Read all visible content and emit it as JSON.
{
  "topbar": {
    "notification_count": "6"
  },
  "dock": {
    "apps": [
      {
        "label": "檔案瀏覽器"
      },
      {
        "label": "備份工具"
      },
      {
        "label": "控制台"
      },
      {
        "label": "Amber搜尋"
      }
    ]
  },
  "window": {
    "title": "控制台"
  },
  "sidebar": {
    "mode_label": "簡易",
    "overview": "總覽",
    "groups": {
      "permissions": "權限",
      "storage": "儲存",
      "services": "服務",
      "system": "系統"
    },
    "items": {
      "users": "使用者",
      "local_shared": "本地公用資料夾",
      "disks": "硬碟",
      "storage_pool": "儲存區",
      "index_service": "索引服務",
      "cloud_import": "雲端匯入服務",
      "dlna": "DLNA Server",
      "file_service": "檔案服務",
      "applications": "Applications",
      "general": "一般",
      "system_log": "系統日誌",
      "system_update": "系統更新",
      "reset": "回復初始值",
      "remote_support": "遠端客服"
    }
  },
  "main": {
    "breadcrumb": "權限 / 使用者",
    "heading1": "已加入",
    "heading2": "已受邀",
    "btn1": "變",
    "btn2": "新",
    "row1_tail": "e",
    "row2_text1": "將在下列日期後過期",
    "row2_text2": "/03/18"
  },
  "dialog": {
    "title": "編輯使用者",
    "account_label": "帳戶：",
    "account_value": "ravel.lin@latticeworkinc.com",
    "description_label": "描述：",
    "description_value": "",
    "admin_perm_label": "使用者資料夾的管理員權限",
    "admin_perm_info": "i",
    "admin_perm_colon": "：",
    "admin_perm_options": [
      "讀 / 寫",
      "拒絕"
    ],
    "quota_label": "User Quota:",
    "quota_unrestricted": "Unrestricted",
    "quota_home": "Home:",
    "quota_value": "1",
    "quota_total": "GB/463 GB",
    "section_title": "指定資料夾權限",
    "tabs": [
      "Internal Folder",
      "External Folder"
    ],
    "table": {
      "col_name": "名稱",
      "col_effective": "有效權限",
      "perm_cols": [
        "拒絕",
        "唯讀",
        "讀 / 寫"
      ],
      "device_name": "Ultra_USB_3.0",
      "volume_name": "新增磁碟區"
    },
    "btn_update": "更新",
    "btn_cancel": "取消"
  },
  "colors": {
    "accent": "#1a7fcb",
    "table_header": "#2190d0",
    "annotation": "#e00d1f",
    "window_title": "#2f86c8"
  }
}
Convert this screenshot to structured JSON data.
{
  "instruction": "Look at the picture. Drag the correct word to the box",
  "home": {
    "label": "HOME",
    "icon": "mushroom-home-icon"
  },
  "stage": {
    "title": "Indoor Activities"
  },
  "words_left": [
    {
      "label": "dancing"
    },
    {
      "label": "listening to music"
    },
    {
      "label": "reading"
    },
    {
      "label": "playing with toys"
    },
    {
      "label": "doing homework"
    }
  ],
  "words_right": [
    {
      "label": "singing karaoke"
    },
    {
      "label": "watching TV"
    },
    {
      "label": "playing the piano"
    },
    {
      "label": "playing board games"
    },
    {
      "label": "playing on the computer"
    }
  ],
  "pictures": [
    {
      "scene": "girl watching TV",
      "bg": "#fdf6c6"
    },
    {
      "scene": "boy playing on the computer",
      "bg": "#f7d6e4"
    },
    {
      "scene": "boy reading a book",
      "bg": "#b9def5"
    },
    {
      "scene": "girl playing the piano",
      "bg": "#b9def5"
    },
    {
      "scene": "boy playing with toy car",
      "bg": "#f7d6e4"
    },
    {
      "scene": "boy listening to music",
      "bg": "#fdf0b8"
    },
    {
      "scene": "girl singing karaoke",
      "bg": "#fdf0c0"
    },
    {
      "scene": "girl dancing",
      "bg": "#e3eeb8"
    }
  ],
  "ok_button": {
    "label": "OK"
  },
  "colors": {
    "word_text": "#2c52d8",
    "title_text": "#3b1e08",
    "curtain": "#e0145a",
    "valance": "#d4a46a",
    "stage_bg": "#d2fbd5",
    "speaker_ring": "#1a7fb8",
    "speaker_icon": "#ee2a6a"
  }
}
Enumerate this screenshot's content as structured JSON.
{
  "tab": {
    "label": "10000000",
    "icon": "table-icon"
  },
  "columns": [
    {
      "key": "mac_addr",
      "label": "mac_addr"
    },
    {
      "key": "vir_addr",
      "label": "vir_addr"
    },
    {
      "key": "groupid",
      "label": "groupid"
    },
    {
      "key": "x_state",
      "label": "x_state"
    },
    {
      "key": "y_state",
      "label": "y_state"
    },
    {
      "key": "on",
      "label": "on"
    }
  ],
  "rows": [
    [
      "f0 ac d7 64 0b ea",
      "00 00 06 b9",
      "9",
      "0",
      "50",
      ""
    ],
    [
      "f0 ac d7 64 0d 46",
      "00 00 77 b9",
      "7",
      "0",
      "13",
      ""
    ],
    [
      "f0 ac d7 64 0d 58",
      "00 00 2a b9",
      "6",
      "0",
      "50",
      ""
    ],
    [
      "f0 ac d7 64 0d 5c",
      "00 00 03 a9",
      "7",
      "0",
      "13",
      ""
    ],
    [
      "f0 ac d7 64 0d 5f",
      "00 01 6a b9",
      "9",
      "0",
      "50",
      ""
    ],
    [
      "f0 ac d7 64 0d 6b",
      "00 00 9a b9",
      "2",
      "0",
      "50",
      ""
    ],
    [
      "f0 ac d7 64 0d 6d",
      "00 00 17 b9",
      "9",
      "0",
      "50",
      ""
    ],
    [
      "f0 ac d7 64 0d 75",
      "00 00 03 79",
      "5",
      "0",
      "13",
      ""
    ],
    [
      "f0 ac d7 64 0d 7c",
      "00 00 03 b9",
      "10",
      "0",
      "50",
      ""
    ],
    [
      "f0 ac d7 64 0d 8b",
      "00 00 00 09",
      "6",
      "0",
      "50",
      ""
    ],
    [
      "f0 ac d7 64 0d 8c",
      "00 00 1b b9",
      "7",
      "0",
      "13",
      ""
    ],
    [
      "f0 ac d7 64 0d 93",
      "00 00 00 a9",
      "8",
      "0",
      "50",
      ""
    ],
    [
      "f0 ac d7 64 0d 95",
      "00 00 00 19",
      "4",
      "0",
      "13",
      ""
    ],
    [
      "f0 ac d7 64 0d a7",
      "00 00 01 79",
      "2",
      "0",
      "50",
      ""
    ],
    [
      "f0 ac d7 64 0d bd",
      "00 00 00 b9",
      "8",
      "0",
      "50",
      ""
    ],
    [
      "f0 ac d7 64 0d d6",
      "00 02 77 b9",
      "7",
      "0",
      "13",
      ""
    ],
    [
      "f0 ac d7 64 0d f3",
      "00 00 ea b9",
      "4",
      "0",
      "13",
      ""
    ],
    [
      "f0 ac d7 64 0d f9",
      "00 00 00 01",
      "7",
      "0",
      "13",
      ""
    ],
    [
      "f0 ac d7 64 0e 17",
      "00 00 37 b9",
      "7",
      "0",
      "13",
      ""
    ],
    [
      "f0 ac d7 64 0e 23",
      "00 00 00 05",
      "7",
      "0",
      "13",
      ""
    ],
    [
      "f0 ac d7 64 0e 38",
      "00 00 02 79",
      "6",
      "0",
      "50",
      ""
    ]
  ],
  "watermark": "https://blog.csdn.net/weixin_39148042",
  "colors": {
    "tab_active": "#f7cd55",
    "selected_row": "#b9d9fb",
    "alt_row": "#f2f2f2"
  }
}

********************

What you should do
Repeat back the data above, exact to the last character.

Output of the task
Read all visible content and emit it as JSON.
{
  "topbar": {
    "notification_count": "6"
  },
  "dock": {
    "apps": [
      {
        "label": "檔案瀏覽器"
      },
      {
        "label": "備份工具"
      },
      {
        "label": "控制台"
      },
      {
        "label": "Amber搜尋"
      }
    ]
  },
  "window": {
    "title": "控制台"
  },
  "sidebar": {
    "mode_label": "簡易",
    "overview": "總覽",
    "groups": {
      "permissions": "權限",
      "storage": "儲存",
      "services": "服務",
      "system": "系統"
    },
    "items": {
      "users": "使用者",
      "local_shared": "本地公用資料夾",
      "disks": "硬碟",
      "storage_pool": "儲存區",
      "index_service": "索引服務",
      "cloud_import": "雲端匯入服務",
      "dlna": "DLNA Server",
      "file_service": "檔案服務",
      "applications": "Applications",
      "general": "一般",
      "system_log": "系統日誌",
      "system_update": "系統更新",
      "reset": "回復初始值",
      "remote_support": "遠端客服"
    }
  },
  "main": {
    "breadcrumb": "權限 / 使用者",
    "heading1": "已加入",
    "heading2": "已受邀",
    "btn1": "變",
    "btn2": "新",
    "row1_tail": "e",
    "row2_text1": "將在下列日期後過期",
    "row2_text2": "/03/18"
  },
  "dialog": {
    "title": "編輯使用者",
    "account_label": "帳戶：",
    "account_value": "ravel.lin@latticeworkinc.com",
    "description_label": "描述：",
    "description_value": "",
    "admin_perm_label": "使用者資料夾的管理員權限",
    "admin_perm_info": "i",
    "admin_perm_colon": "：",
    "admin_perm_options": [
      "讀 / 寫",
      "拒絕"
    ],
    "quota_label": "User Quota:",
    "quota_unrestricted": "Unrestricted",
    "quota_home": "Home:",
    "quota_value": "1",
    "quota_total": "GB/463 GB",
    "section_title": "指定資料夾權限",
    "tabs": [
      "Internal Folder",
      "External Folder"
    ],
    "table": {
      "col_name": "名稱",
      "col_effective": "有效權限",
      "perm_cols": [
        "拒絕",
        "唯讀",
        "讀 / 寫"
      ],
      "device_name": "Ultra_USB_3.0",
      "volume_name": "新增磁碟區"
    },
    "btn_update": "更新",
    "btn_cancel": "取消"
  },
  "colors": {
    "accent": "#1a7fcb",
    "table_header": "#2190d0",
    "annotation": "#e00d1f",
    "window_title": "#2f86c8"
  }
}
Convert this screenshot to structured JSON data.
{
  "instruction": "Look at the picture. Drag the correct word to the box",
  "home": {
    "label": "HOME",
    "icon": "mushroom-home-icon"
  },
  "stage": {
    "title": "Indoor Activities"
  },
  "words_left": [
    {
      "label": "dancing"
    },
    {
      "label": "listening to music"
    },
    {
      "label": "reading"
    },
    {
      "label": "playing with toys"
    },
    {
      "label": "doing homework"
    }
  ],
  "words_right": [
    {
      "label": "singing karaoke"
    },
    {
      "label": "watching TV"
    },
    {
      "label": "playing the piano"
    },
    {
      "label": "playing board games"
    },
    {
      "label": "playing on the computer"
    }
  ],
  "pictures": [
    {
      "scene": "girl watching TV",
      "bg": "#fdf6c6"
    },
    {
      "scene": "boy playing on the computer",
      "bg": "#f7d6e4"
    },
    {
      "scene": "boy reading a book",
      "bg": "#b9def5"
    },
    {
      "scene": "girl playing the piano",
      "bg": "#b9def5"
    },
    {
      "scene": "boy playing with toy car",
      "bg": "#f7d6e4"
    },
    {
      "scene": "boy listening to music",
      "bg": "#fdf0b8"
    },
    {
      "scene": "girl singing karaoke",
      "bg": "#fdf0c0"
    },
    {
      "scene": "girl dancing",
      "bg": "#e3eeb8"
    }
  ],
  "ok_button": {
    "label": "OK"
  },
  "colors": {
    "word_text": "#2c52d8",
    "title_text": "#3b1e08",
    "curtain": "#e0145a",
    "valance": "#d4a46a",
    "stage_bg": "#d2fbd5",
    "speaker_ring": "#1a7fb8",
    "speaker_icon": "#ee2a6a"
  }
}
Enumerate this screenshot's content as structured JSON.
{
  "tab": {
    "label": "10000000",
    "icon": "table-icon"
  },
  "columns": [
    {
      "key": "mac_addr",
      "label": "mac_addr"
    },
    {
      "key": "vir_addr",
      "label": "vir_addr"
    },
    {
      "key": "groupid",
      "label": "groupid"
    },
    {
      "key": "x_state",
      "label": "x_state"
    },
    {
      "key": "y_state",
      "label": "y_state"
    },
    {
      "key": "on",
      "label": "on"
    }
  ],
  "rows": [
    [
      "f0 ac d7 64 0b ea",
      "00 00 06 b9",
      "9",
      "0",
      "50",
      ""
    ],
    [
      "f0 ac d7 64 0d 46",
      "00 00 77 b9",
      "7",
      "0",
      "13",
      ""
    ],
    [
      "f0 ac d7 64 0d 58",
      "00 00 2a b9",
      "6",
      "0",
      "50",
      ""
    ],
    [
      "f0 ac d7 64 0d 5c",
      "00 00 03 a9",
      "7",
      "0",
      "13",
      ""
    ],
    [
      "f0 ac d7 64 0d 5f",
      "00 01 6a b9",
      "9",
      "0",
      "50",
      ""
    ],
    [
      "f0 ac d7 64 0d 6b",
      "00 00 9a b9",
      "2",
      "0",
      "50",
      ""
    ],
    [
      "f0 ac d7 64 0d 6d",
      "00 00 17 b9",
      "9",
      "0",
      "50",
      ""
    ],
    [
      "f0 ac d7 64 0d 75",
      "00 00 03 79",
      "5",
      "0",
      "13",
      ""
    ],
    [
      "f0 ac d7 64 0d 7c",
      "00 00 03 b9",
      "10",
      "0",
      "50",
      ""
    ],
    [
      "f0 ac d7 64 0d 8b",
      "00 00 00 09",
      "6",
      "0",
      "50",
      ""
    ],
    [
      "f0 ac d7 64 0d 8c",
      "00 00 1b b9",
      "7",
      "0",
      "13",
      ""
    ],
    [
      "f0 ac d7 64 0d 93",
      "00 00 00 a9",
      "8",
      "0",
      "50",
      ""
    ],
    [
      "f0 ac d7 64 0d 95",
      "00 00 00 19",
      "4",
      "0",
      "13",
      ""
    ],
    [
      "f0 ac d7 64 0d a7",
      "00 00 01 79",
      "2",
      "0",
      "50",
      ""
    ],
    [
      "f0 ac d7 64 0d bd",
      "00 00 00 b9",
      "8",
      "0",
      "50",
      ""
    ],
    [
      "f0 ac d7 64 0d d6",
      "00 02 77 b9",
      "7",
      "0",
      "13",
      ""
    ],
    [
      "f0 ac d7 64 0d f3",
      "00 00 ea b9",
      "4",
      "0",
      "13",
      ""
    ],
    [
      "f0 ac d7 64 0d f9",
      "00 00 00 01",
      "7",
      "0",
      "13",
      ""
    ],
    [
      "f0 ac d7 64 0e 17",
      "00 00 37 b9",
      "7",
      "0",
      "13",
      ""
    ],
    [
      "f0 ac d7 64 0e 23",
      "00 00 00 05",
      "7",
      "0",
      "13",
      ""
    ],
    [
      "f0 ac d7 64 0e 38",
      "00 00 02 79",
      "6",
      "0",
      "50",
      ""
    ]
  ],
  "watermark": "https://blog.csdn.net/weixin_39148042",
  "colors": {
    "tab_active": "#f7cd55",
    "selected_row": "#b9d9fb",
    "alt_row": "#f2f2f2"
  }
}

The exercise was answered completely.